Intelligent Brake Lights
       All too often, it’s necessary to slam on the brakes quickly in order to avoid a collision—and if the car behind you is following too closely, that means that in avoiding one collision, you’ve moved straight on to another one! Thanks to intelligent brake light technology, however, cars will soon be able to communicate with one another. Drivers in following cars will get more warning that the individual in front of them has stopped, typically in the form of a flashing dash light indicator. This technology will improve visibility in bad conditions and give older Americans and those sharing the roads with them more adequate warning.

Smart Windshields
       In bad weather or with low visibility, it can be difficult even for drivers with 20/20 vision to adequately see everything that’s going on around them. Newly patented smart windshields, however, improve any driver’s ability to see and react to what’s going on around them. These windshields augment the available picture to share more information with the driver, drawing attention to potential obstacles and making it easier to avoid things like running animals or a pedestrian in the road.

*RECORDS PROVIDED*
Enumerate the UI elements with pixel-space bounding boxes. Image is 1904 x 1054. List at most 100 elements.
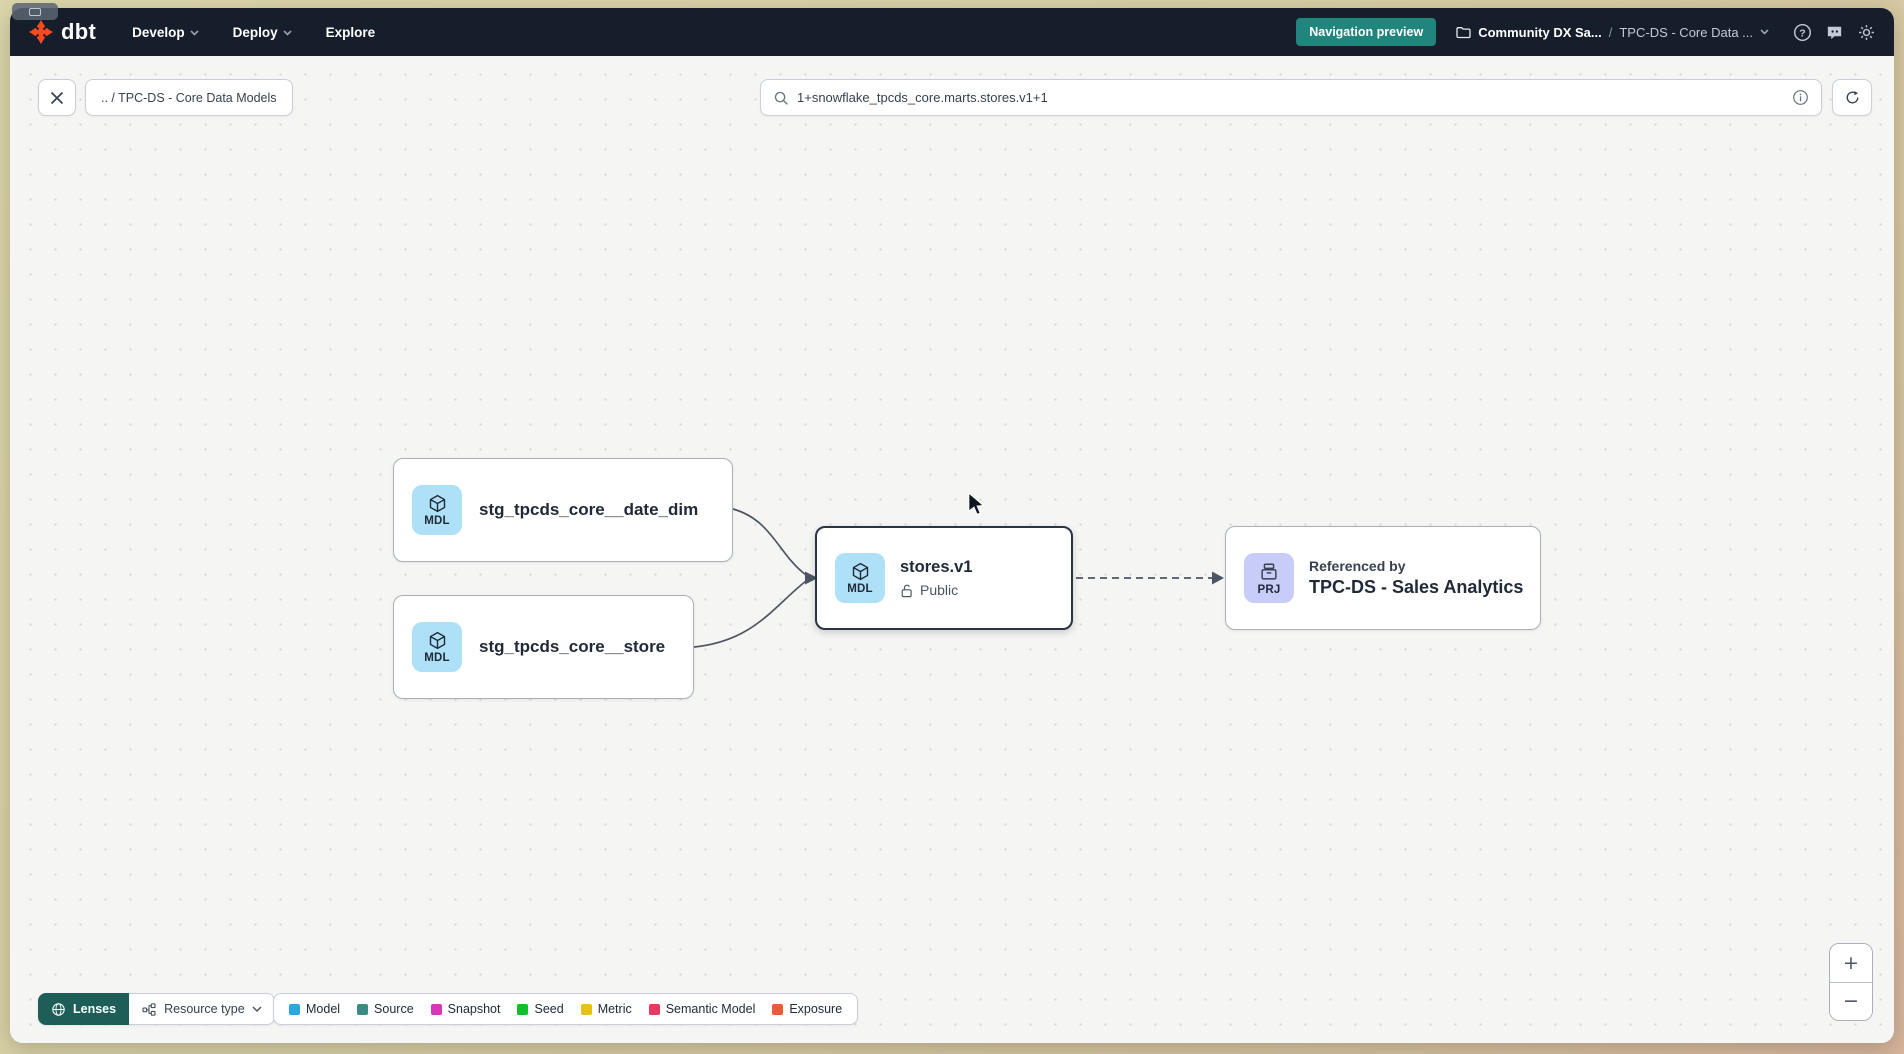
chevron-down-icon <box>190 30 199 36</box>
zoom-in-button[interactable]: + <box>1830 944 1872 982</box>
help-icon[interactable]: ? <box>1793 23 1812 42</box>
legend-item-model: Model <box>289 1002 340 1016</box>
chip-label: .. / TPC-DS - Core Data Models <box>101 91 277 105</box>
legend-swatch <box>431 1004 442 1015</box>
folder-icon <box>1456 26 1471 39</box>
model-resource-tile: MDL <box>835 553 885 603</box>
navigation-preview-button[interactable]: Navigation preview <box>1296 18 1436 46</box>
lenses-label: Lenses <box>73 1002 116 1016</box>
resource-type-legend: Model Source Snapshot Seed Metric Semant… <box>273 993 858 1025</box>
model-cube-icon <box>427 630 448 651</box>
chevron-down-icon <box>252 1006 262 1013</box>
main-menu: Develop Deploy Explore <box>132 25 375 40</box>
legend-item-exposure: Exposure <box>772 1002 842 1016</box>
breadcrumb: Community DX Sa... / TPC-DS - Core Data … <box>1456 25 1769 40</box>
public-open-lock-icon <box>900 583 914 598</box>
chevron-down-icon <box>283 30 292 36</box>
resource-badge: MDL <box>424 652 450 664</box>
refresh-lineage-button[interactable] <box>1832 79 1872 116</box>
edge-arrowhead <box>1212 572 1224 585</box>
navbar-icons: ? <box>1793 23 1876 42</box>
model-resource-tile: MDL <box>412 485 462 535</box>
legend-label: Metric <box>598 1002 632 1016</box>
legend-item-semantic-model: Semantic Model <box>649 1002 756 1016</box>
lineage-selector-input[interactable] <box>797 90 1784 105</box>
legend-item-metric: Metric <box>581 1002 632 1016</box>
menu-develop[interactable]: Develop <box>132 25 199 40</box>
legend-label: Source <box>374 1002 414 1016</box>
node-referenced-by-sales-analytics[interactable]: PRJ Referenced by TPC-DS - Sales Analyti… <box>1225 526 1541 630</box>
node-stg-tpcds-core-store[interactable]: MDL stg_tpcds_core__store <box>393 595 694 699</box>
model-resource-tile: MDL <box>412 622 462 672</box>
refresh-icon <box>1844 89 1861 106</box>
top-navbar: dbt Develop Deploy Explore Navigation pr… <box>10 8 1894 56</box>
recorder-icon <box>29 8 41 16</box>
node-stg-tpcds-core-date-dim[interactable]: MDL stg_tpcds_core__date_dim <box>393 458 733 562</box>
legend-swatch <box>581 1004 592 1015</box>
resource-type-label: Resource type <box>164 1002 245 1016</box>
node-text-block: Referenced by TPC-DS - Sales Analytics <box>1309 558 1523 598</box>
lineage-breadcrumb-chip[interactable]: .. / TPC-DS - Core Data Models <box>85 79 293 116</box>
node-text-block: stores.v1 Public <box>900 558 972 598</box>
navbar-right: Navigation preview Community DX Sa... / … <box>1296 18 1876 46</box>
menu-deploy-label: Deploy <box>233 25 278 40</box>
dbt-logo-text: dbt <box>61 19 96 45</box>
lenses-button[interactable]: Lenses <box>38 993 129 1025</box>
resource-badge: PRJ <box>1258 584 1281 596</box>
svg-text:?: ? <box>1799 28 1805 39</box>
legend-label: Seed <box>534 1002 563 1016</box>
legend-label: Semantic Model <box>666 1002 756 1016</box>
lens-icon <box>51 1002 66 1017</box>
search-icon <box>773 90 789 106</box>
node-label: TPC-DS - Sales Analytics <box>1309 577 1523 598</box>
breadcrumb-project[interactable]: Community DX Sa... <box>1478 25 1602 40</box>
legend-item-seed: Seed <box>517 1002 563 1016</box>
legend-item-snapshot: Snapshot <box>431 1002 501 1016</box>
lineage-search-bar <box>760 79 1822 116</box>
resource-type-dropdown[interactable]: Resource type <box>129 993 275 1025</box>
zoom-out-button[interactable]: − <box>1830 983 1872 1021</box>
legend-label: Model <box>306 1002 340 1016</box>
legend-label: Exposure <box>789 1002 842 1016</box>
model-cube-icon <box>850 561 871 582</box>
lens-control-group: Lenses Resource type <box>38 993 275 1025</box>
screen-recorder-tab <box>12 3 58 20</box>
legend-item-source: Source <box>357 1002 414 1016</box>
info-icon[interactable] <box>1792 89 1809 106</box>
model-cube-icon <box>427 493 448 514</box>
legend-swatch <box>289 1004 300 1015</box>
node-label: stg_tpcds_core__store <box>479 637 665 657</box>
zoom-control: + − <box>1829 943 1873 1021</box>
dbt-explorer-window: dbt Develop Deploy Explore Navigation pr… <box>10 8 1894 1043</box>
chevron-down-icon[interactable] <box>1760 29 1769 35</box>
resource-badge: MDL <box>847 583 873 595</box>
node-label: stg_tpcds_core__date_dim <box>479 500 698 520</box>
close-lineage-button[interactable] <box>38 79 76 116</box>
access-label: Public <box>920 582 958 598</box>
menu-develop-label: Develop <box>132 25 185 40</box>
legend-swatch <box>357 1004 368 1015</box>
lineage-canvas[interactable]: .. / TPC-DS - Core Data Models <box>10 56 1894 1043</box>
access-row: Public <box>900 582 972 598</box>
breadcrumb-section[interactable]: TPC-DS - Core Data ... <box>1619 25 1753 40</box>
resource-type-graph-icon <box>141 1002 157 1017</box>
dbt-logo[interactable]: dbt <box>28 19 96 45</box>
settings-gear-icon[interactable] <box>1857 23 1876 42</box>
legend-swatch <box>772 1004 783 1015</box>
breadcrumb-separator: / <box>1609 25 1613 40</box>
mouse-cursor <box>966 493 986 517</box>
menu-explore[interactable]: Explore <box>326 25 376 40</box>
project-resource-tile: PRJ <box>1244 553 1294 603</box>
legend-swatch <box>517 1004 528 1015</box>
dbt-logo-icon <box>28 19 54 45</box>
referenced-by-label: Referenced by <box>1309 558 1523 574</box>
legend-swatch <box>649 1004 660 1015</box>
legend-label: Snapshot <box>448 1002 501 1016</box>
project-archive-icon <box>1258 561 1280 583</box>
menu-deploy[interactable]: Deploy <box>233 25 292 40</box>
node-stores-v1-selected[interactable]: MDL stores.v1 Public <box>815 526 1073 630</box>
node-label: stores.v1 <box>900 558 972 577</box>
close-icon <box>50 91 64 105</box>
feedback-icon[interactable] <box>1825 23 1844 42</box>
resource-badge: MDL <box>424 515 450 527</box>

*THE TASK*
Continue the piece above on new car safety technology, picking up after its last sentence.

*THE OUTPUT*
Night Vision Enhancements
      Seeing in the dark is difficult for many individuals, but it’s worse as we age and our vision deteriorates. Thankfully, night vision enhancements are quickly making their way to the shelves. The latest available technology uses true night vision systems to project images of the surrounding conditions, making it easier for drivers to perceive everything from road markers and street signs to pedestrians and vehicles.

Automated Parking Systems
       Maneuvering in a crowded parking lot or aiming for on-the-street parking can be a challenge. Automated parking, on the other hand, removes the difficulty. With control handed over to the car, older Americans can sit back and let the car park itself, making their arrival the simplest part of the drive.

Lane Departure Warning Systems
      Whether they’re nodding off behind the wheel or simply having trouble navigating, drivers who drift out of their lanes can be the cause of serious accidents. Thanks to lane departure warning systems, however, it’s easier than ever to keep the car between the necessary lines. This warning system will notify the driver any time they start to drift, enabling them to move back into their lane before an accident occurs.

Crash Notification and Avoidance Technologies
       Rear backup cameras are already aware of impending accidents and able to notify drivers that it’s coming. With crash avoidance technology, no threat goes unnoticed. Any time something comes too close to the car, the driver will be notified. In this way, cars will help drivers avoid a potential accident.

Blind-Spot Detection and Back-Over Prevention Systems
      Careless drivers aren’t the only ones who can accidentally back over something—or someone—important. With blind-spot detection and back-over prevention systems, however, the car is safer than ever. This technology is designed to prevent accidents when the car is moving backwards, notifying drivers any time there’s something in their blind spot.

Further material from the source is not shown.